- [SHORT PROBLEM]
Write out every entry exactly as it appears.
>> start DATASET EXCERPTS
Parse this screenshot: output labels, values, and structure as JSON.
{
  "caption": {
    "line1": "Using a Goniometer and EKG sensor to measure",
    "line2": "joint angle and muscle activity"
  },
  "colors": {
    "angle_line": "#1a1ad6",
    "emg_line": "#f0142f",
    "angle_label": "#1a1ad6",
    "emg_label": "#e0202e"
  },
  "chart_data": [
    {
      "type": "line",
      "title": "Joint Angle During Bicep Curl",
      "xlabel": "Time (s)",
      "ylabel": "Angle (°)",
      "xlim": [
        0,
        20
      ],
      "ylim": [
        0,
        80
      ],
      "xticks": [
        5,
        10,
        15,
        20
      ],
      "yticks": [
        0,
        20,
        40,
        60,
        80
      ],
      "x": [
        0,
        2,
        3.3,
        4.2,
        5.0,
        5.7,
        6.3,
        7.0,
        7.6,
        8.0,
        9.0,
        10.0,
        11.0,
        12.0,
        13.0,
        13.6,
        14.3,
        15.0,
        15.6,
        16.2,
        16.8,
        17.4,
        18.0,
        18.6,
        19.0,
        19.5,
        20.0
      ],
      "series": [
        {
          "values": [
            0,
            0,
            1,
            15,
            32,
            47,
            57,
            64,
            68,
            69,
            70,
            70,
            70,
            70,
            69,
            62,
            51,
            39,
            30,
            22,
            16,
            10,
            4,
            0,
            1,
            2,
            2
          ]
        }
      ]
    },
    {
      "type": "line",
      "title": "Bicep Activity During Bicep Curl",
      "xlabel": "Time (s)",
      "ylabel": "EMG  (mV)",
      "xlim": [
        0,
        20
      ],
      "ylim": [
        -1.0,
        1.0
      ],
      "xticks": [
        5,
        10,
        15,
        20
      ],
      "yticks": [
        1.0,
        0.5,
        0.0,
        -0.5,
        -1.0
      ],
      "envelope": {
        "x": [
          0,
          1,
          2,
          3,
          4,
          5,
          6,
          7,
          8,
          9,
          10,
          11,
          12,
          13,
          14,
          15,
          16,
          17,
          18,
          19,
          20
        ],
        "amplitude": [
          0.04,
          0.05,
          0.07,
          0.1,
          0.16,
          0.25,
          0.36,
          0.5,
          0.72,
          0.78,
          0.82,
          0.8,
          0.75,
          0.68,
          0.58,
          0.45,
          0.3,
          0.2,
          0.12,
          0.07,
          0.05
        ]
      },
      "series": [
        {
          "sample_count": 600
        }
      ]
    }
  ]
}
>> end DATASET EXCERPTS
- [FULL OUTPUT]
Parse this screenshot: output labels, values, and structure as JSON.
{
  "caption": {
    "line1": "Using a Goniometer and EKG sensor to measure",
    "line2": "joint angle and muscle activity"
  },
  "colors": {
    "angle_line": "#1a1ad6",
    "emg_line": "#f0142f",
    "angle_label": "#1a1ad6",
    "emg_label": "#e0202e"
  },
  "chart_data": [
    {
      "type": "line",
      "title": "Joint Angle During Bicep Curl",
      "xlabel": "Time (s)",
      "ylabel": "Angle (°)",
      "xlim": [
        0,
        20
      ],
      "ylim": [
        0,
        80
      ],
      "xticks": [
        5,
        10,
        15,
        20
      ],
      "yticks": [
        0,
        20,
        40,
        60,
        80
      ],
      "x": [
        0,
        2,
        3.3,
        4.2,
        5.0,
        5.7,
        6.3,
        7.0,
        7.6,
        8.0,
        9.0,
        10.0,
        11.0,
        12.0,
        13.0,
        13.6,
        14.3,
        15.0,
        15.6,
        16.2,
        16.8,
        17.4,
        18.0,
        18.6,
        19.0,
        19.5,
        20.0
      ],
      "series": [
        {
          "values": [
            0,
            0,
            1,
            15,
            32,
            47,
            57,
            64,
            68,
            69,
            70,
            70,
            70,
            70,
            69,
            62,
            51,
            39,
            30,
            22,
            16,
            10,
            4,
            0,
            1,
            2,
            2
          ]
        }
      ]
    },
    {
      "type": "line",
      "title": "Bicep Activity During Bicep Curl",
      "xlabel": "Time (s)",
      "ylabel": "EMG  (mV)",
      "xlim": [
        0,
        20
      ],
      "ylim": [
        -1.0,
        1.0
      ],
      "xticks": [
        5,
        10,
        15,
        20
      ],
      "yticks": [
        1.0,
        0.5,
        0.0,
        -0.5,
        -1.0
      ],
      "envelope": {
        "x": [
          0,
          1,
          2,
          3,
          4,
          5,
          6,
          7,
          8,
          9,
          10,
          11,
          12,
          13,
          14,
          15,
          16,
          17,
          18,
          19,
          20
        ],
        "amplitude": [
          0.04,
          0.05,
          0.07,
          0.1,
          0.16,
          0.25,
          0.36,
          0.5,
          0.72,
          0.78,
          0.82,
          0.8,
          0.75,
          0.68,
          0.58,
          0.45,
          0.3,
          0.2,
          0.12,
          0.07,
          0.05
        ]
      },
      "series": [
        {
          "sample_count": 600
        }
      ]
    }
  ]
}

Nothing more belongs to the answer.